» WHAT THE TASK ASKS
Go through the listing and write out all of it exactly.

··· RECORDS TO PROCESS ···

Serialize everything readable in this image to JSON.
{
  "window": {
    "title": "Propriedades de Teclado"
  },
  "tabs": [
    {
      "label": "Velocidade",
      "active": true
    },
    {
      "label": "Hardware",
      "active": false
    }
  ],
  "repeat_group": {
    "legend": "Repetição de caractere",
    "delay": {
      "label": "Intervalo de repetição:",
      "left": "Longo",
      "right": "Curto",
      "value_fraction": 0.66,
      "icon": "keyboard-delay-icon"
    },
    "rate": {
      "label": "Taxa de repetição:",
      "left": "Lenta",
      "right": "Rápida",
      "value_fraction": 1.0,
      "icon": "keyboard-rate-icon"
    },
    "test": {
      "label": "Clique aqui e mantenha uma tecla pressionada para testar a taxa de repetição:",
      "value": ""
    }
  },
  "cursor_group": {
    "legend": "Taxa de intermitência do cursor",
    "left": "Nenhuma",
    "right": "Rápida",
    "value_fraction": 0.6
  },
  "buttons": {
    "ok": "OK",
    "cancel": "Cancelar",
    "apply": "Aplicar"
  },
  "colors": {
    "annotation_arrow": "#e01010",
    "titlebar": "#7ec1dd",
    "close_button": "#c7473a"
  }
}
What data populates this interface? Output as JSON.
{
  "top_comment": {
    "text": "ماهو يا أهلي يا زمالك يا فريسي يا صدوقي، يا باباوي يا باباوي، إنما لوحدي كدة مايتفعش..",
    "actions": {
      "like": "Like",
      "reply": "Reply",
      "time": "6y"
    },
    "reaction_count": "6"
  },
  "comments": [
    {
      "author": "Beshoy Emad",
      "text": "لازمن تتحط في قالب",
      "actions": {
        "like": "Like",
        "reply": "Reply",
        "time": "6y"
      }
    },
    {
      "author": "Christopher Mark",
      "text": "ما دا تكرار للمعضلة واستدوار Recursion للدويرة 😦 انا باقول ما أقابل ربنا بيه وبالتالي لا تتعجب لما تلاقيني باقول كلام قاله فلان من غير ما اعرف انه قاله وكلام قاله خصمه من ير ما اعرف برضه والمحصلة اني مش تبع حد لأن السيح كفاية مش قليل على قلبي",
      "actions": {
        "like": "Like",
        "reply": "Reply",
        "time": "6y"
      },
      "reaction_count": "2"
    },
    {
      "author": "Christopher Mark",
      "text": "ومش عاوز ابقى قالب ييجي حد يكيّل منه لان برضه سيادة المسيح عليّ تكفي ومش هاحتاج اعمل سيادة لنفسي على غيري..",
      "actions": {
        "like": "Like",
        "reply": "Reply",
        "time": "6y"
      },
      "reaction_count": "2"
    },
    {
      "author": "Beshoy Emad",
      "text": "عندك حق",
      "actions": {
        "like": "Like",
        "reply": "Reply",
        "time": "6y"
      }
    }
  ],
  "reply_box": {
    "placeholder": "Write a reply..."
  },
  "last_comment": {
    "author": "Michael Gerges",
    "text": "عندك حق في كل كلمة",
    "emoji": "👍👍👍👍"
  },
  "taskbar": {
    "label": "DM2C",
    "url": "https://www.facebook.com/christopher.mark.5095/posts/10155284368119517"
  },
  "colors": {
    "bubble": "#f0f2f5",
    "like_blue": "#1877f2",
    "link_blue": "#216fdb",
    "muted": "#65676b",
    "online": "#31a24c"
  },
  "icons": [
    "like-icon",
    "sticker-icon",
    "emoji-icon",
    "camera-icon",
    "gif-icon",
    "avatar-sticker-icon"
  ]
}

···

» EXERCISE SOLUTION
Serialize everything readable in this image to JSON.
{
  "window": {
    "title": "Propriedades de Teclado"
  },
  "tabs": [
    {
      "label": "Velocidade",
      "active": true
    },
    {
      "label": "Hardware",
      "active": false
    }
  ],
  "repeat_group": {
    "legend": "Repetição de caractere",
    "delay": {
      "label": "Intervalo de repetição:",
      "left": "Longo",
      "right": "Curto",
      "value_fraction": 0.66,
      "icon": "keyboard-delay-icon"
    },
    "rate": {
      "label": "Taxa de repetição:",
      "left": "Lenta",
      "right": "Rápida",
      "value_fraction": 1.0,
      "icon": "keyboard-rate-icon"
    },
    "test": {
      "label": "Clique aqui e mantenha uma tecla pressionada para testar a taxa de repetição:",
      "value": ""
    }
  },
  "cursor_group": {
    "legend": "Taxa de intermitência do cursor",
    "left": "Nenhuma",
    "right": "Rápida",
    "value_fraction": 0.6
  },
  "buttons": {
    "ok": "OK",
    "cancel": "Cancelar",
    "apply": "Aplicar"
  },
  "colors": {
    "annotation_arrow": "#e01010",
    "titlebar": "#7ec1dd",
    "close_button": "#c7473a"
  }
}
What data populates this interface? Output as JSON.
{
  "top_comment": {
    "text": "ماهو يا أهلي يا زمالك يا فريسي يا صدوقي، يا باباوي يا باباوي، إنما لوحدي كدة مايتفعش..",
    "actions": {
      "like": "Like",
      "reply": "Reply",
      "time": "6y"
    },
    "reaction_count": "6"
  },
  "comments": [
    {
      "author": "Beshoy Emad",
      "text": "لازمن تتحط في قالب",
      "actions": {
        "like": "Like",
        "reply": "Reply",
        "time": "6y"
      }
    },
    {
      "author": "Christopher Mark",
      "text": "ما دا تكرار للمعضلة واستدوار Recursion للدويرة 😦 انا باقول ما أقابل ربنا بيه وبالتالي لا تتعجب لما تلاقيني باقول كلام قاله فلان من غير ما اعرف انه قاله وكلام قاله خصمه من ير ما اعرف برضه والمحصلة اني مش تبع حد لأن السيح كفاية مش قليل على قلبي",
      "actions": {
        "like": "Like",
        "reply": "Reply",
        "time": "6y"
      },
      "reaction_count": "2"
    },
    {
      "author": "Christopher Mark",
      "text": "ومش عاوز ابقى قالب ييجي حد يكيّل منه لان برضه سيادة المسيح عليّ تكفي ومش هاحتاج اعمل سيادة لنفسي على غيري..",
      "actions": {
        "like": "Like",
        "reply": "Reply",
        "time": "6y"
      },
      "reaction_count": "2"
    },
    {
      "author": "Beshoy Emad",
      "text": "عندك حق",
      "actions": {
        "like": "Like",
        "reply": "Reply",
        "time": "6y"
      }
    }
  ],
  "reply_box": {
    "placeholder": "Write a reply..."
  },
  "last_comment": {
    "author": "Michael Gerges",
    "text": "عندك حق في كل كلمة",
    "emoji": "👍👍👍👍"
  },
  "taskbar": {
    "label": "DM2C",
    "url": "https://www.facebook.com/christopher.mark.5095/posts/10155284368119517"
  },
  "colors": {
    "bubble": "#f0f2f5",
    "like_blue": "#1877f2",
    "link_blue": "#216fdb",
    "muted": "#65676b",
    "online": "#31a24c"
  },
  "icons": [
    "like-icon",
    "sticker-icon",
    "emoji-icon",
    "camera-icon",
    "gif-icon",
    "avatar-sticker-icon"
  ]
}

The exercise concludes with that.